[Start of Records for the exercise]
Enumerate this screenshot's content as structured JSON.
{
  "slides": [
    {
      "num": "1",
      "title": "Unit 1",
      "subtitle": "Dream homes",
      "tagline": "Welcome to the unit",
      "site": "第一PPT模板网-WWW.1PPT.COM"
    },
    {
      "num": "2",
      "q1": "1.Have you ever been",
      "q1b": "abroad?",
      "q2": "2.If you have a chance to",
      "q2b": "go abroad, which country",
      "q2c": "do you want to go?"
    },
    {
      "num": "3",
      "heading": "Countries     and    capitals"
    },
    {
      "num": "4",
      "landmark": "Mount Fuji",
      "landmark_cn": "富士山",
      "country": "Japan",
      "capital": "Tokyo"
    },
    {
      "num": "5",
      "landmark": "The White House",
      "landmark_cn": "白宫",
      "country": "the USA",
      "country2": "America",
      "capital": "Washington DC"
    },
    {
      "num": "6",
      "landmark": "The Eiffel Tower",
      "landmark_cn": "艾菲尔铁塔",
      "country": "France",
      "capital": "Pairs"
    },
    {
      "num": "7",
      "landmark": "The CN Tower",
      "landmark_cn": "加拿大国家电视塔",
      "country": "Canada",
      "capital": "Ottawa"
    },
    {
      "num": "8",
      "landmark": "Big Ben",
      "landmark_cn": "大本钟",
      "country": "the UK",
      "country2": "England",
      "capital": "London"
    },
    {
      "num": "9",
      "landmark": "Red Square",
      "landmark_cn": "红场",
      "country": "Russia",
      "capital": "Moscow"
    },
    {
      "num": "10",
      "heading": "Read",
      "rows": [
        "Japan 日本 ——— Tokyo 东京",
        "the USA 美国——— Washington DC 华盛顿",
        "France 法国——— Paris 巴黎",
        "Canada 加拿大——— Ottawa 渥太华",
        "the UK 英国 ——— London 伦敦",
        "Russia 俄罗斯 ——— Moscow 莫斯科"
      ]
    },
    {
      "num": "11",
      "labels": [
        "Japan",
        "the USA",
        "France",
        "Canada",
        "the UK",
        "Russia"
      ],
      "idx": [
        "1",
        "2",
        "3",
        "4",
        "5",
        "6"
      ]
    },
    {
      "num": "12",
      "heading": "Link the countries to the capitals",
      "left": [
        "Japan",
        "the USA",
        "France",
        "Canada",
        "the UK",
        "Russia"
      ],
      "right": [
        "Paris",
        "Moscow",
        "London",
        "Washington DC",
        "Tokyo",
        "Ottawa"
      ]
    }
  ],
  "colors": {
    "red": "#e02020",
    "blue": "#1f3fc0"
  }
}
[End of Records for the exercise]
* **Goal of the exercise**
List the lines that contain the word "Moscow".

* **Complete output**
      "capital": "Moscow"
        "Russia 俄罗斯 ——— Moscow 莫斯科"
        "Moscow",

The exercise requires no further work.